## [Work to complete]
Search the listing for the string "text" and copy every line that contains it.

## [Extracted material]
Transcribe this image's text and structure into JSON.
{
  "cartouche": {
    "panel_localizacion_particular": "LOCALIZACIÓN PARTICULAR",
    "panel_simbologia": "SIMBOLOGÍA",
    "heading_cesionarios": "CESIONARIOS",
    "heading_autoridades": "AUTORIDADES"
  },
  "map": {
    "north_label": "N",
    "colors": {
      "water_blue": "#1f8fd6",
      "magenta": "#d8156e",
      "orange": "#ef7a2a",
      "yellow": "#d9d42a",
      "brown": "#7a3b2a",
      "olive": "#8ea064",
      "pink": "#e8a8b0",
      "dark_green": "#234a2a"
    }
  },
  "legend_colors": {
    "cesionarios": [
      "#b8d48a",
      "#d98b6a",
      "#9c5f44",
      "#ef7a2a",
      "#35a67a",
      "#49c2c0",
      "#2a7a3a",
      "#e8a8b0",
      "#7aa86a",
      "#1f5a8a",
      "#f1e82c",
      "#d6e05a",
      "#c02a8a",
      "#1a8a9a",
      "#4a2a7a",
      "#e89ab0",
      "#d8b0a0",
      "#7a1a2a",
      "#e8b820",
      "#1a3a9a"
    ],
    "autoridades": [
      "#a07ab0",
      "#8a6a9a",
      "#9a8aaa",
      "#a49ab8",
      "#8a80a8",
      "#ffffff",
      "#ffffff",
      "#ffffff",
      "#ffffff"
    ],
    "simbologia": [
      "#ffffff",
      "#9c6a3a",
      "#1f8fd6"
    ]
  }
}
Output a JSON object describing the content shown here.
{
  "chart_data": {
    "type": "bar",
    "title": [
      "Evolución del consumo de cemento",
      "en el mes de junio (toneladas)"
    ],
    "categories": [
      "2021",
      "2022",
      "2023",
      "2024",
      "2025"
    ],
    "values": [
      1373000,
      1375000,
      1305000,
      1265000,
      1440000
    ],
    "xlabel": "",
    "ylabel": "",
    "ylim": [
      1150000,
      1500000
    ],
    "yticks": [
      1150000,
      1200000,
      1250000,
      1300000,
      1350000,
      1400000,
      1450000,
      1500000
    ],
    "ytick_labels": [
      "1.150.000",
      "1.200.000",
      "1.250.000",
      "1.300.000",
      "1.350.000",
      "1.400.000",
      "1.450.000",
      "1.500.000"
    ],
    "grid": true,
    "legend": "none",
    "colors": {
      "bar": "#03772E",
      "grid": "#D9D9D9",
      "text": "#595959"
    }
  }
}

## [Solution to this exercise]
Transcribe this image's text and structure into JSON.
      "text": "#595959"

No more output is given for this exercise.